## Your objective
Find each line with "trade" and copy it.

— BEGIN Records for this task —

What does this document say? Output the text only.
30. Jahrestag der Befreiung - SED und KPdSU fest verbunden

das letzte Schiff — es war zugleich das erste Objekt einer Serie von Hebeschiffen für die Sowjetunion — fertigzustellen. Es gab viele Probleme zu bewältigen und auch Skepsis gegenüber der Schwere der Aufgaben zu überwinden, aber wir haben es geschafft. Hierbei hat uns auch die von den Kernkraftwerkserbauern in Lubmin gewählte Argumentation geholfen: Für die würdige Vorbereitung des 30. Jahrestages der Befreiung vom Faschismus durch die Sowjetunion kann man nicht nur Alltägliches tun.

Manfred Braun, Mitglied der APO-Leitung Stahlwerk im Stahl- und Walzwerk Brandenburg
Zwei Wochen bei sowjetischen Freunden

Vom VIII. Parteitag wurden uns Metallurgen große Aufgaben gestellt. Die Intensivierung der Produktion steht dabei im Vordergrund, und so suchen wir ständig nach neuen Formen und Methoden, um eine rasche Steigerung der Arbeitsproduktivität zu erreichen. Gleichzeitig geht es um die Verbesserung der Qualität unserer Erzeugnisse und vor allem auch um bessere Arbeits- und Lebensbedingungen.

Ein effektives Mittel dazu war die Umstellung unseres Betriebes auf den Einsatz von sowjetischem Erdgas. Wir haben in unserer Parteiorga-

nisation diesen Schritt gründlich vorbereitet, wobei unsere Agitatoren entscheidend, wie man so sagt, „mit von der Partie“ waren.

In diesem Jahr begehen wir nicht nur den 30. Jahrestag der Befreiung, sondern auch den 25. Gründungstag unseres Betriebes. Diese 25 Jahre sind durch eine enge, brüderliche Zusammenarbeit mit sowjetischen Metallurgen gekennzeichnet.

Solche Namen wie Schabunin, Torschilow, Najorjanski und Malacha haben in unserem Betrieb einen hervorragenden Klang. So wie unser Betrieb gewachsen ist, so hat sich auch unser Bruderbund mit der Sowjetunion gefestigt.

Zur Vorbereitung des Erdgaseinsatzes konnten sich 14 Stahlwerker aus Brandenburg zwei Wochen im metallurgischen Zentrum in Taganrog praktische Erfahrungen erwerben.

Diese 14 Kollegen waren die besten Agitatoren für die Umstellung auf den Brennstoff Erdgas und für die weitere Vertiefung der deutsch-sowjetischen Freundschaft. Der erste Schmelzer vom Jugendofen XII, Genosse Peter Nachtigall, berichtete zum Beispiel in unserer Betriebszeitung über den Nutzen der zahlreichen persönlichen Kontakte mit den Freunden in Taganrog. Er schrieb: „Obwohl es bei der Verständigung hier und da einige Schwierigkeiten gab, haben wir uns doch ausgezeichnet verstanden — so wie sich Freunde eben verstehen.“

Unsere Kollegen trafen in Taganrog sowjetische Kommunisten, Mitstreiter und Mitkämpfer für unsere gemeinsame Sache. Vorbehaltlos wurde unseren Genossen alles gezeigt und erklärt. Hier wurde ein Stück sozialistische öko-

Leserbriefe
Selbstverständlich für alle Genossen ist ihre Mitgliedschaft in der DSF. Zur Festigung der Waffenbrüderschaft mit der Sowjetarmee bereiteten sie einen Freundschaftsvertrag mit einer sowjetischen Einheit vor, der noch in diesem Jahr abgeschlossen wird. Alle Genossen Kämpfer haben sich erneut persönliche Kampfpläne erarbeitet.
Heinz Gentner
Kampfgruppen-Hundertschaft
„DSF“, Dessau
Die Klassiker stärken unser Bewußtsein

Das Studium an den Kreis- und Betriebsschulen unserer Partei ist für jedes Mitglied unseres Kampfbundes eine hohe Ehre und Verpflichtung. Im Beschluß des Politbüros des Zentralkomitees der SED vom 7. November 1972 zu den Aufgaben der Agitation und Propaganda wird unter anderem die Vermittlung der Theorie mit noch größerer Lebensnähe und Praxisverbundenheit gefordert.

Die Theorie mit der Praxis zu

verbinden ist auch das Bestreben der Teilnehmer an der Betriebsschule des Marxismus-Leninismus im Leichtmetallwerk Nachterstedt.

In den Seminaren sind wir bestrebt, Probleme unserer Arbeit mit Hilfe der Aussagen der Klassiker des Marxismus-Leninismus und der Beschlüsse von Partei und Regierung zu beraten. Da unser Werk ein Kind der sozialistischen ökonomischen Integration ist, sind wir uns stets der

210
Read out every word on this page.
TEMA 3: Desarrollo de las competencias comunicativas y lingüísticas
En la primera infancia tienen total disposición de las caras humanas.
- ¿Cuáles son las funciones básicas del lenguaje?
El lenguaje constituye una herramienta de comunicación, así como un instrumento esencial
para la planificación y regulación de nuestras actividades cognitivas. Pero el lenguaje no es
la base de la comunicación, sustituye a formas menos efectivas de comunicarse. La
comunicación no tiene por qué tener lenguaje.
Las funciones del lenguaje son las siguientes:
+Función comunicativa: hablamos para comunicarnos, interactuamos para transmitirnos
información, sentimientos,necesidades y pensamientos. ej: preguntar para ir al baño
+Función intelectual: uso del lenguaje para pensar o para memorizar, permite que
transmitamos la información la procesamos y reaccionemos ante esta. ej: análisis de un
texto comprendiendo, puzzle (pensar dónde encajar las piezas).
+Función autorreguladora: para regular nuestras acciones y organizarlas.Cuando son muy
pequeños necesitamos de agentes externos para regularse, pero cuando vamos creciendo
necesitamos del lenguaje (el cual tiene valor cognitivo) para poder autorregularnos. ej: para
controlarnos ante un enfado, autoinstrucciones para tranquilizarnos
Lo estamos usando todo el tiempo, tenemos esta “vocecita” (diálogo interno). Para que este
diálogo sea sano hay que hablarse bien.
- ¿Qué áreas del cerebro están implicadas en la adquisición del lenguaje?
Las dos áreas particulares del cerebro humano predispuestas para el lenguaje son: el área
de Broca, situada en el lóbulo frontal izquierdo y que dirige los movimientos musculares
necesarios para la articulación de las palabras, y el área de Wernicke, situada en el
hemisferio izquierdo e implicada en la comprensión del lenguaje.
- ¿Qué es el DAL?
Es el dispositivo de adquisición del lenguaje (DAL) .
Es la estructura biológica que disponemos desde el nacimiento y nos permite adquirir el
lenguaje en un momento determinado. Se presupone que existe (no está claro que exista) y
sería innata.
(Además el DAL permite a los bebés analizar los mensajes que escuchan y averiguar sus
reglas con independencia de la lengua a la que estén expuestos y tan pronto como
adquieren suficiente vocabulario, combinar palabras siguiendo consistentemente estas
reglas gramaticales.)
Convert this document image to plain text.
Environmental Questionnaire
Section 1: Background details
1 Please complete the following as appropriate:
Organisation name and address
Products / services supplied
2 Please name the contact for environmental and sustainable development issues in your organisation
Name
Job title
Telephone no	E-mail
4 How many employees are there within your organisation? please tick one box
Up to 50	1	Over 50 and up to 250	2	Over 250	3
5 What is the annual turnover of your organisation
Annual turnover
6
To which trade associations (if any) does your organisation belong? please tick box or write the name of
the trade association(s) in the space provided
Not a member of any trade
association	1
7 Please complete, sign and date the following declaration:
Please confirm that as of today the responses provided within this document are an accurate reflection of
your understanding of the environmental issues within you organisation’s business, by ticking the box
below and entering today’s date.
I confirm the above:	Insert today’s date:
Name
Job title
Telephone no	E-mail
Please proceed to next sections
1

— END Records for this task —

## The solution
To which trade associations (if any) does your organisation belong? please tick box or write the name of
the trade association(s) in the space provided
Not a member of any trade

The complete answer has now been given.